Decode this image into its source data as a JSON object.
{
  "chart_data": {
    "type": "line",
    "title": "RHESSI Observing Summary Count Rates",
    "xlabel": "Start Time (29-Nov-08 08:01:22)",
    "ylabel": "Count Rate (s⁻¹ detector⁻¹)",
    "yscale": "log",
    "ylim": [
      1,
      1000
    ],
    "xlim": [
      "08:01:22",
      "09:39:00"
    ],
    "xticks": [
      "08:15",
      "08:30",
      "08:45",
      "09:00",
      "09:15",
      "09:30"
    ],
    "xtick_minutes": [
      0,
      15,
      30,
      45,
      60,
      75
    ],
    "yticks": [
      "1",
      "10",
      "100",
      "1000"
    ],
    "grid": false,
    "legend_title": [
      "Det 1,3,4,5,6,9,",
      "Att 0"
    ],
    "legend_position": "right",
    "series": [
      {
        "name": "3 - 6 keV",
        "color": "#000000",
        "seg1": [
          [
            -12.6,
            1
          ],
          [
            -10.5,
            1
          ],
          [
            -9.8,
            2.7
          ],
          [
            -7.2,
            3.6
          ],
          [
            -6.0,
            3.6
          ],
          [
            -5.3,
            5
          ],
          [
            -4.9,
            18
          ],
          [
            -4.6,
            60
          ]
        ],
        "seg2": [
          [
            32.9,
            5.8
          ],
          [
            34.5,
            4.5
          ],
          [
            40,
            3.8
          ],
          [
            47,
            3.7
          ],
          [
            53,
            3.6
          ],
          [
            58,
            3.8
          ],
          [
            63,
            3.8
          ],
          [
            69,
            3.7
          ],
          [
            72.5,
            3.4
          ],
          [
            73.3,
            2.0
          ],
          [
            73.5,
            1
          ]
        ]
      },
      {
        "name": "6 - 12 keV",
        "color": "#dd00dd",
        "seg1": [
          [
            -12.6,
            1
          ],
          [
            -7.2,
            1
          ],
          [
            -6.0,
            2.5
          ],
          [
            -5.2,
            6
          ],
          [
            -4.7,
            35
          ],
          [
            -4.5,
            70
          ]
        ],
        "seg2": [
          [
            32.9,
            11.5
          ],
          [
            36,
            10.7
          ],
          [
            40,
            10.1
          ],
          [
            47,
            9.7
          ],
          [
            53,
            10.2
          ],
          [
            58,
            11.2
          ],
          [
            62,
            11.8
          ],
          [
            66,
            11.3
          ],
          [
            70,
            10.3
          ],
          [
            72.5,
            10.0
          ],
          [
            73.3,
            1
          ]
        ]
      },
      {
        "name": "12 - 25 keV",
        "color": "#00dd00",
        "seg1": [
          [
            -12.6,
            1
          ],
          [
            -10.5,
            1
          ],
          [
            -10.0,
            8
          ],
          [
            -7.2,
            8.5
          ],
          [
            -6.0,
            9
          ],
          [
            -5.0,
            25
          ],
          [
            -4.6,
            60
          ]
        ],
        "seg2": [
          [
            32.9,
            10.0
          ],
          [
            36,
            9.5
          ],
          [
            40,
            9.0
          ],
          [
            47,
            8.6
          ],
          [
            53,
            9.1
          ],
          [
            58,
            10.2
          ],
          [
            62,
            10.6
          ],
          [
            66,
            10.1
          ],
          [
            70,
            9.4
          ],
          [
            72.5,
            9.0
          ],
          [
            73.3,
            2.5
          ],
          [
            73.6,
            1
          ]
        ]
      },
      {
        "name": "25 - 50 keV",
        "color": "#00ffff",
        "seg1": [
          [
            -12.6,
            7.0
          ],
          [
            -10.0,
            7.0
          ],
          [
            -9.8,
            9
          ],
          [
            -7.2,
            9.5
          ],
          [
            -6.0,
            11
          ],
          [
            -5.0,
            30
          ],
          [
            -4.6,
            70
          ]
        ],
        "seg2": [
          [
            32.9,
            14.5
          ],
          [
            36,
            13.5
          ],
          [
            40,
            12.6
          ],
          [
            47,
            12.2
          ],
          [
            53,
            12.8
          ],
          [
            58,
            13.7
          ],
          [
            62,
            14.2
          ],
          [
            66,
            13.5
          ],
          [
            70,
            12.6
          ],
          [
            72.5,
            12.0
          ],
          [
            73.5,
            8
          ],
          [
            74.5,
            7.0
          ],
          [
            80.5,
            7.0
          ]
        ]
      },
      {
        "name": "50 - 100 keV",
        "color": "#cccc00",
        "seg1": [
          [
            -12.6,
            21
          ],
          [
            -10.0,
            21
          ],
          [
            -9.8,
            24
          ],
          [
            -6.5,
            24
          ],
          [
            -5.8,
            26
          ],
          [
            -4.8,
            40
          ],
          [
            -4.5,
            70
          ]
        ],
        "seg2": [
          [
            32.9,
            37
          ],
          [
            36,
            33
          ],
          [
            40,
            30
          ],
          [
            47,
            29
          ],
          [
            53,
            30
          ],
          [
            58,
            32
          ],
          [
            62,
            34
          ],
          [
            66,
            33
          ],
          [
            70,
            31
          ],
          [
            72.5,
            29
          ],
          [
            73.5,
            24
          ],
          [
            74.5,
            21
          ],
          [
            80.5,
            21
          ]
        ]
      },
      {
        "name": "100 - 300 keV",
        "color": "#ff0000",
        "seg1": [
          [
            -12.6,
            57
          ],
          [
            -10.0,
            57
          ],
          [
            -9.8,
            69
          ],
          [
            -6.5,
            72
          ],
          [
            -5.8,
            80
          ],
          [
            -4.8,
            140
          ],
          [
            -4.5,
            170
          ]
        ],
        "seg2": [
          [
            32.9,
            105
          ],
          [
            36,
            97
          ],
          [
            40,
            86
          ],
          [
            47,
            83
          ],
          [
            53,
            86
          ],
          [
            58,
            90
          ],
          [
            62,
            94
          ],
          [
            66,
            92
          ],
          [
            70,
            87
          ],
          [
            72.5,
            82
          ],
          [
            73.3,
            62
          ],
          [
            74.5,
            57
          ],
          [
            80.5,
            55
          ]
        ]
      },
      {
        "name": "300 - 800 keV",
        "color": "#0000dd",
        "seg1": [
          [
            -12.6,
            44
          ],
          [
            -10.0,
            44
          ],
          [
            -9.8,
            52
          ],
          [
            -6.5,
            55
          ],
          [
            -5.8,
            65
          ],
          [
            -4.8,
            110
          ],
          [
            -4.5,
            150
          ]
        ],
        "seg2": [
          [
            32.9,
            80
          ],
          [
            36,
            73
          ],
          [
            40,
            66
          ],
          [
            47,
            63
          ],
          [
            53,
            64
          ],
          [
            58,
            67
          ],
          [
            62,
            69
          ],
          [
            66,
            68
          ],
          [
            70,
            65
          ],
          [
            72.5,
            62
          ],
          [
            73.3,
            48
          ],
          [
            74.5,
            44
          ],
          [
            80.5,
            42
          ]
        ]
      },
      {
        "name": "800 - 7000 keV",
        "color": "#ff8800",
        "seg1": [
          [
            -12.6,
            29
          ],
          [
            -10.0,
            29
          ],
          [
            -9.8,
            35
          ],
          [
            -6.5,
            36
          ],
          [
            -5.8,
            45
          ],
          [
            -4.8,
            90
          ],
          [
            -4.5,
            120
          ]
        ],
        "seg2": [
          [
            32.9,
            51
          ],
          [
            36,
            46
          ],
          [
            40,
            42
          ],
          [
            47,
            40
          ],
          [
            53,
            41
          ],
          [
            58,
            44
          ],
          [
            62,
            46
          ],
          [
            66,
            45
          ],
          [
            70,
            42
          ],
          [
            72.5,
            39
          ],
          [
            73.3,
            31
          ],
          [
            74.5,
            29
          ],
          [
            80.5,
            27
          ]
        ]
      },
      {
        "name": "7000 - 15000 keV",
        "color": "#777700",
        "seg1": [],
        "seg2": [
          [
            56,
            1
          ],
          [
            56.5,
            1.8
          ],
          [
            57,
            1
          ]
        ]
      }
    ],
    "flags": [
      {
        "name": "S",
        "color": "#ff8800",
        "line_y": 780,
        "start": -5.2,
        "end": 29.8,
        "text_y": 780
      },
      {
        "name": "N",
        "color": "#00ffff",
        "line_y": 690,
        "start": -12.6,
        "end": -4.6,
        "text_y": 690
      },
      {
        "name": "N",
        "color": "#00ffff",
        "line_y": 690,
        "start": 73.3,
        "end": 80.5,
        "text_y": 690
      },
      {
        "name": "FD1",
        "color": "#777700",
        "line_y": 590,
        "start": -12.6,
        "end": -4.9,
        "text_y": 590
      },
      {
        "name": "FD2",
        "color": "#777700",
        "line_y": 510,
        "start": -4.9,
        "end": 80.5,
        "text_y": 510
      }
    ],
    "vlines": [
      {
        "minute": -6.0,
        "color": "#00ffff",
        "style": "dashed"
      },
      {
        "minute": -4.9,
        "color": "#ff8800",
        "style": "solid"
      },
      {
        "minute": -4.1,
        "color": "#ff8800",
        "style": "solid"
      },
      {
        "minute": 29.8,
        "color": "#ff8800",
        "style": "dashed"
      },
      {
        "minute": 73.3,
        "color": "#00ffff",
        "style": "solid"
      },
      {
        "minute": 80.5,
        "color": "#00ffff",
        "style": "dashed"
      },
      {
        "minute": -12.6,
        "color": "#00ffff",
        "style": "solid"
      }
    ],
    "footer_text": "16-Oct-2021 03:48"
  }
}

+-------+

WHAT YOU HAVE TO DO: Out of the material above, gather each line where "Count" appears.

RESULT OF THE EXERCISE:
    "title": "RHESSI Observing Summary Count Rates",
    "ylabel": "Count Rate (s⁻¹ detector⁻¹)",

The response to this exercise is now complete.